Data entries for graphics

▬▬▬

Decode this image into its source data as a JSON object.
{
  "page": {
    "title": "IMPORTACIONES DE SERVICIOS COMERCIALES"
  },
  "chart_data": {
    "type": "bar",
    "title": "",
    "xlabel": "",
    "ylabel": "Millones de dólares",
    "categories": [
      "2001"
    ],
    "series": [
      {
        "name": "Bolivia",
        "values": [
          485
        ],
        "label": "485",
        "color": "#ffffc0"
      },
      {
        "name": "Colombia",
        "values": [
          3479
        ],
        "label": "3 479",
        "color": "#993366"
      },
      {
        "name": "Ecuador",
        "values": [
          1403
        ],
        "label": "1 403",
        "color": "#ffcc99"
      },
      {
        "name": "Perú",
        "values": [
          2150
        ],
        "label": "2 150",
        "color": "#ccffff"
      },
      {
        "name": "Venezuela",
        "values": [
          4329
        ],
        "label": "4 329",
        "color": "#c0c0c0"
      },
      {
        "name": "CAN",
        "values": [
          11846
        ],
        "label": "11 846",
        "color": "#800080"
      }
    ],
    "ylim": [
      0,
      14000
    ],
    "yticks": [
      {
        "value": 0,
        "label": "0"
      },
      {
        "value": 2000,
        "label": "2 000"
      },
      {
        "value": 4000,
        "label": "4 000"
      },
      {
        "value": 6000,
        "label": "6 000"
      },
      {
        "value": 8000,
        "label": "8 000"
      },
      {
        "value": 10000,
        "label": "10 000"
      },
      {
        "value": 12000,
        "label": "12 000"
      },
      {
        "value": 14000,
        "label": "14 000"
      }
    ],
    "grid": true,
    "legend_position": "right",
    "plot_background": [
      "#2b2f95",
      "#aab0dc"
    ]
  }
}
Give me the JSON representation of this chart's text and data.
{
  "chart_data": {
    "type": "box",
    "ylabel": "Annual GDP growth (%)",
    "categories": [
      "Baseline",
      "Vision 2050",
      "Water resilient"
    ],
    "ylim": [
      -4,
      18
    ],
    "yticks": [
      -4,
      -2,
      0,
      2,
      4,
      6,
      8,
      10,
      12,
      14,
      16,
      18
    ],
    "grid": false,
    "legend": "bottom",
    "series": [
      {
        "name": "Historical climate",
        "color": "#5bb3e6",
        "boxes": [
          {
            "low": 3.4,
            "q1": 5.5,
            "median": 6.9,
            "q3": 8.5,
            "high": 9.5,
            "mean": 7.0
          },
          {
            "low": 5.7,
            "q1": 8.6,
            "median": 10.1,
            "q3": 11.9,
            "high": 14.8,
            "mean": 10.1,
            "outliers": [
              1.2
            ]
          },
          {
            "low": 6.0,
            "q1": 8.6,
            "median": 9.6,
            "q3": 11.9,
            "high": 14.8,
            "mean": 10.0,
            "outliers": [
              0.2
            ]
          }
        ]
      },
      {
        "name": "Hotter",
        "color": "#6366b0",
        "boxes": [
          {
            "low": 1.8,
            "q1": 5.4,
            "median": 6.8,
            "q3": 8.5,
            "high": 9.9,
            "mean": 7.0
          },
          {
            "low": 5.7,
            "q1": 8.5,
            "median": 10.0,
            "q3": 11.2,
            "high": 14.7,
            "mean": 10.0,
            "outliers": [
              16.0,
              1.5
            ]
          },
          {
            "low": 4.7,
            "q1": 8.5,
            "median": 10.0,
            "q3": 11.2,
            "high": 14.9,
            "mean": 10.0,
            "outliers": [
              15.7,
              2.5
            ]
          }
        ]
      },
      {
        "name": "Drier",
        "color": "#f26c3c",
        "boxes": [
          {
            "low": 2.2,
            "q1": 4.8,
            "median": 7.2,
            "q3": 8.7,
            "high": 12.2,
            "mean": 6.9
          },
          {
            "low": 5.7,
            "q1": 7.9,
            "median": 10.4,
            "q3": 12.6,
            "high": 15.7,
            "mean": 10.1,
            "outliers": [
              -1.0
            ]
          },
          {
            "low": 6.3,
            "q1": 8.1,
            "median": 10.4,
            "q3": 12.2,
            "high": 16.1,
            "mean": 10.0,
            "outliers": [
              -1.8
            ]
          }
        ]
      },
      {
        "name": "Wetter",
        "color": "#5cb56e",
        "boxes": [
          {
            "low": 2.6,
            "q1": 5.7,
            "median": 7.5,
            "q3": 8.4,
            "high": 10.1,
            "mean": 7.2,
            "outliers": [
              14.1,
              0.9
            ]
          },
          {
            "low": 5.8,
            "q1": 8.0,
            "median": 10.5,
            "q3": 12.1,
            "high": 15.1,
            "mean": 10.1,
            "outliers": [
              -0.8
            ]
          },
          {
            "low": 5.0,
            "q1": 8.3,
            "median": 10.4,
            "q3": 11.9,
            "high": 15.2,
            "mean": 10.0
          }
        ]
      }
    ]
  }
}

▬▬▬

Emit the records above again, exactly, with no line skipped.

_FINISHED TASK_:
Decode this image into its source data as a JSON object.
{
  "page": {
    "title": "IMPORTACIONES DE SERVICIOS COMERCIALES"
  },
  "chart_data": {
    "type": "bar",
    "title": "",
    "xlabel": "",
    "ylabel": "Millones de dólares",
    "categories": [
      "2001"
    ],
    "series": [
      {
        "name": "Bolivia",
        "values": [
          485
        ],
        "label": "485",
        "color": "#ffffc0"
      },
      {
        "name": "Colombia",
        "values": [
          3479
        ],
        "label": "3 479",
        "color": "#993366"
      },
      {
        "name": "Ecuador",
        "values": [
          1403
        ],
        "label": "1 403",
        "color": "#ffcc99"
      },
      {
        "name": "Perú",
        "values": [
          2150
        ],
        "label": "2 150",
        "color": "#ccffff"
      },
      {
        "name": "Venezuela",
        "values": [
          4329
        ],
        "label": "4 329",
        "color": "#c0c0c0"
      },
      {
        "name": "CAN",
        "values": [
          11846
        ],
        "label": "11 846",
        "color": "#800080"
      }
    ],
    "ylim": [
      0,
      14000
    ],
    "yticks": [
      {
        "value": 0,
        "label": "0"
      },
      {
        "value": 2000,
        "label": "2 000"
      },
      {
        "value": 4000,
        "label": "4 000"
      },
      {
        "value": 6000,
        "label": "6 000"
      },
      {
        "value": 8000,
        "label": "8 000"
      },
      {
        "value": 10000,
        "label": "10 000"
      },
      {
        "value": 12000,
        "label": "12 000"
      },
      {
        "value": 14000,
        "label": "14 000"
      }
    ],
    "grid": true,
    "legend_position": "right",
    "plot_background": [
      "#2b2f95",
      "#aab0dc"
    ]
  }
}
Give me the JSON representation of this chart's text and data.
{
  "chart_data": {
    "type": "box",
    "ylabel": "Annual GDP growth (%)",
    "categories": [
      "Baseline",
      "Vision 2050",
      "Water resilient"
    ],
    "ylim": [
      -4,
      18
    ],
    "yticks": [
      -4,
      -2,
      0,
      2,
      4,
      6,
      8,
      10,
      12,
      14,
      16,
      18
    ],
    "grid": false,
    "legend": "bottom",
    "series": [
      {
        "name": "Historical climate",
        "color": "#5bb3e6",
        "boxes": [
          {
            "low": 3.4,
            "q1": 5.5,
            "median": 6.9,
            "q3": 8.5,
            "high": 9.5,
            "mean": 7.0
          },
          {
            "low": 5.7,
            "q1": 8.6,
            "median": 10.1,
            "q3": 11.9,
            "high": 14.8,
            "mean": 10.1,
            "outliers": [
              1.2
            ]
          },
          {
            "low": 6.0,
            "q1": 8.6,
            "median": 9.6,
            "q3": 11.9,
            "high": 14.8,
            "mean": 10.0,
            "outliers": [
              0.2
            ]
          }
        ]
      },
      {
        "name": "Hotter",
        "color": "#6366b0",
        "boxes": [
          {
            "low": 1.8,
            "q1": 5.4,
            "median": 6.8,
            "q3": 8.5,
            "high": 9.9,
            "mean": 7.0
          },
          {
            "low": 5.7,
            "q1": 8.5,
            "median": 10.0,
            "q3": 11.2,
            "high": 14.7,
            "mean": 10.0,
            "outliers": [
              16.0,
              1.5
            ]
          },
          {
            "low": 4.7,
            "q1": 8.5,
            "median": 10.0,
            "q3": 11.2,
            "high": 14.9,
            "mean": 10.0,
            "outliers": [
              15.7,
              2.5
            ]
          }
        ]
      },
      {
        "name": "Drier",
        "color": "#f26c3c",
        "boxes": [
          {
            "low": 2.2,
            "q1": 4.8,
            "median": 7.2,
            "q3": 8.7,
            "high": 12.2,
            "mean": 6.9
          },
          {
            "low": 5.7,
            "q1": 7.9,
            "median": 10.4,
            "q3": 12.6,
            "high": 15.7,
            "mean": 10.1,
            "outliers": [
              -1.0
            ]
          },
          {
            "low": 6.3,
            "q1": 8.1,
            "median": 10.4,
            "q3": 12.2,
            "high": 16.1,
            "mean": 10.0,
            "outliers": [
              -1.8
            ]
          }
        ]
      },
      {
        "name": "Wetter",
        "color": "#5cb56e",
        "boxes": [
          {
            "low": 2.6,
            "q1": 5.7,
            "median": 7.5,
            "q3": 8.4,
            "high": 10.1,
            "mean": 7.2,
            "outliers": [
              14.1,
              0.9
            ]
          },
          {
            "low": 5.8,
            "q1": 8.0,
            "median": 10.5,
            "q3": 12.1,
            "high": 15.1,
            "mean": 10.1,
            "outliers": [
              -0.8
            ]
          },
          {
            "low": 5.0,
            "q1": 8.3,
            "median": 10.4,
            "q3": 11.9,
            "high": 15.2,
            "mean": 10.0
          }
        ]
      }
    ]
  }
}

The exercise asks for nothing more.